**Given exercise**
Output the full material exactly as it appears here.

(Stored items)
--- BEGIN ---
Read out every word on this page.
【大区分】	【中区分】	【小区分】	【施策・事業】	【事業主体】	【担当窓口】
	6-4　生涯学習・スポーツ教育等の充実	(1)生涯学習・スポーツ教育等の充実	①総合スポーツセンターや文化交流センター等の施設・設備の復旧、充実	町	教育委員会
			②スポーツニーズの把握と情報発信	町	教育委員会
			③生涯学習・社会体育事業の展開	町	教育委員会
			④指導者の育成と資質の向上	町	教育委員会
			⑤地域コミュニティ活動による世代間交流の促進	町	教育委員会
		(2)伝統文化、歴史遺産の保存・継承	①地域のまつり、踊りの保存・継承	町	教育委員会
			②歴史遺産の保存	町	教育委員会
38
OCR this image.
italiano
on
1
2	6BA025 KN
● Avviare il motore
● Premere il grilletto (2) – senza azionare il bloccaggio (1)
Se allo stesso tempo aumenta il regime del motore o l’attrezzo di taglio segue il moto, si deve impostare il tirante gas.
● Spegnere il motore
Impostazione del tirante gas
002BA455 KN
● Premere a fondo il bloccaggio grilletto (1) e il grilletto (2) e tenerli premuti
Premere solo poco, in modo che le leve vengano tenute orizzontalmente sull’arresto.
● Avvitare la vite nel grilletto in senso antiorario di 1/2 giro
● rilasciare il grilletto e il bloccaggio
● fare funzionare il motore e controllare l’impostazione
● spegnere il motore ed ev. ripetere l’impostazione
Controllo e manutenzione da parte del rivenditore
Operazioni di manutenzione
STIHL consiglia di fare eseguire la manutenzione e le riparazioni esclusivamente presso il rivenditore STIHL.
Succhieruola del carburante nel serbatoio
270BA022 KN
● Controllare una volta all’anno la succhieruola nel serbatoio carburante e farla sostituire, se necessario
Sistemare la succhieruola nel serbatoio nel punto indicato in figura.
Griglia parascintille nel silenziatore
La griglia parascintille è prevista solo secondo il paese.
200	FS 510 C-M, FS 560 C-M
--- END ---
**Output for this task**
Read out every word on this page.
【大区分】	【中区分】	【小区分】	【施策・事業】	【事業主体】	【担当窓口】
	6-4　生涯学習・スポーツ教育等の充実	(1)生涯学習・スポーツ教育等の充実	①総合スポーツセンターや文化交流センター等の施設・設備の復旧、充実	町	教育委員会
			②スポーツニーズの把握と情報発信	町	教育委員会
			③生涯学習・社会体育事業の展開	町	教育委員会
			④指導者の育成と資質の向上	町	教育委員会
			⑤地域コミュニティ活動による世代間交流の促進	町	教育委員会
		(2)伝統文化、歴史遺産の保存・継承	①地域のまつり、踊りの保存・継承	町	教育委員会
			②歴史遺産の保存	町	教育委員会
38
OCR this image.
italiano
on
1
2	6BA025 KN
● Avviare il motore
● Premere il grilletto (2) – senza azionare il bloccaggio (1)
Se allo stesso tempo aumenta il regime del motore o l’attrezzo di taglio segue il moto, si deve impostare il tirante gas.
● Spegnere il motore
Impostazione del tirante gas
002BA455 KN
● Premere a fondo il bloccaggio grilletto (1) e il grilletto (2) e tenerli premuti
Premere solo poco, in modo che le leve vengano tenute orizzontalmente sull’arresto.
● Avvitare la vite nel grilletto in senso antiorario di 1/2 giro
● rilasciare il grilletto e il bloccaggio
● fare funzionare il motore e controllare l’impostazione
● spegnere il motore ed ev. ripetere l’impostazione
Controllo e manutenzione da parte del rivenditore
Operazioni di manutenzione
STIHL consiglia di fare eseguire la manutenzione e le riparazioni esclusivamente presso il rivenditore STIHL.
Succhieruola del carburante nel serbatoio
270BA022 KN
● Controllare una volta all’anno la succhieruola nel serbatoio carburante e farla sostituire, se necessario
Sistemare la succhieruola nel serbatoio nel punto indicato in figura.
Griglia parascintille nel silenziatore
La griglia parascintille è prevista solo secondo il paese.
200	FS 510 C-M, FS 560 C-M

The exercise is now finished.